TASK PROMPT: Give back all the data exactly, line by line.
== AVAILABLE RECORDS ==
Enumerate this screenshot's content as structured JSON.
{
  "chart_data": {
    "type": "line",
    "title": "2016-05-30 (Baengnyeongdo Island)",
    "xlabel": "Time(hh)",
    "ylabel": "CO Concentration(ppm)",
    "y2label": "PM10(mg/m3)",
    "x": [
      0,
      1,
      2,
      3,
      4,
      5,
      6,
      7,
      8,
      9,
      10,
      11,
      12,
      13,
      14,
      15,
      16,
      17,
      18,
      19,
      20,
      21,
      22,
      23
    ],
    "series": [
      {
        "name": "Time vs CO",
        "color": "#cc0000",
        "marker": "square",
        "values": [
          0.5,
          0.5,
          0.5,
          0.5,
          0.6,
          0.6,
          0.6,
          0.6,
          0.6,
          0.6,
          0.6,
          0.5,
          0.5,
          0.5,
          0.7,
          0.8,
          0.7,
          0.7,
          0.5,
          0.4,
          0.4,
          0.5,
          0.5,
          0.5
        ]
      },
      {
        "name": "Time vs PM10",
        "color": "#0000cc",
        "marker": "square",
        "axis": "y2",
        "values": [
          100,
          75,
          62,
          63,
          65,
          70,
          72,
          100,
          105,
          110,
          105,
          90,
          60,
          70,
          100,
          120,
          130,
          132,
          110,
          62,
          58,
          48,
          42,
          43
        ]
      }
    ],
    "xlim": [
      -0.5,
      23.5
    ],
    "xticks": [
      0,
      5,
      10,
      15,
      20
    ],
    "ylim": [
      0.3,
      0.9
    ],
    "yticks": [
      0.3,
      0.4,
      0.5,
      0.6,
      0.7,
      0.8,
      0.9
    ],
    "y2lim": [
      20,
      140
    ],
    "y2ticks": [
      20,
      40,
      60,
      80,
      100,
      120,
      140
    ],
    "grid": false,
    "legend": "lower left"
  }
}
===
RIGHT ANSWER:
Enumerate this screenshot's content as structured JSON.
{
  "chart_data": {
    "type": "line",
    "title": "2016-05-30 (Baengnyeongdo Island)",
    "xlabel": "Time(hh)",
    "ylabel": "CO Concentration(ppm)",
    "y2label": "PM10(mg/m3)",
    "x": [
      0,
      1,
      2,
      3,
      4,
      5,
      6,
      7,
      8,
      9,
      10,
      11,
      12,
      13,
      14,
      15,
      16,
      17,
      18,
      19,
      20,
      21,
      22,
      23
    ],
    "series": [
      {
        "name": "Time vs CO",
        "color": "#cc0000",
        "marker": "square",
        "values": [
          0.5,
          0.5,
          0.5,
          0.5,
          0.6,
          0.6,
          0.6,
          0.6,
          0.6,
          0.6,
          0.6,
          0.5,
          0.5,
          0.5,
          0.7,
          0.8,
          0.7,
          0.7,
          0.5,
          0.4,
          0.4,
          0.5,
          0.5,
          0.5
        ]
      },
      {
        "name": "Time vs PM10",
        "color": "#0000cc",
        "marker": "square",
        "axis": "y2",
        "values": [
          100,
          75,
          62,
          63,
          65,
          70,
          72,
          100,
          105,
          110,
          105,
          90,
          60,
          70,
          100,
          120,
          130,
          132,
          110,
          62,
          58,
          48,
          42,
          43
        ]
      }
    ],
    "xlim": [
      -0.5,
      23.5
    ],
    "xticks": [
      0,
      5,
      10,
      15,
      20
    ],
    "ylim": [
      0.3,
      0.9
    ],
    "yticks": [
      0.3,
      0.4,
      0.5,
      0.6,
      0.7,
      0.8,
      0.9
    ],
    "y2lim": [
      20,
      140
    ],
    "y2ticks": [
      20,
      40,
      60,
      80,
      100,
      120,
      140
    ],
    "grid": false,
    "legend": "lower left"
  }
}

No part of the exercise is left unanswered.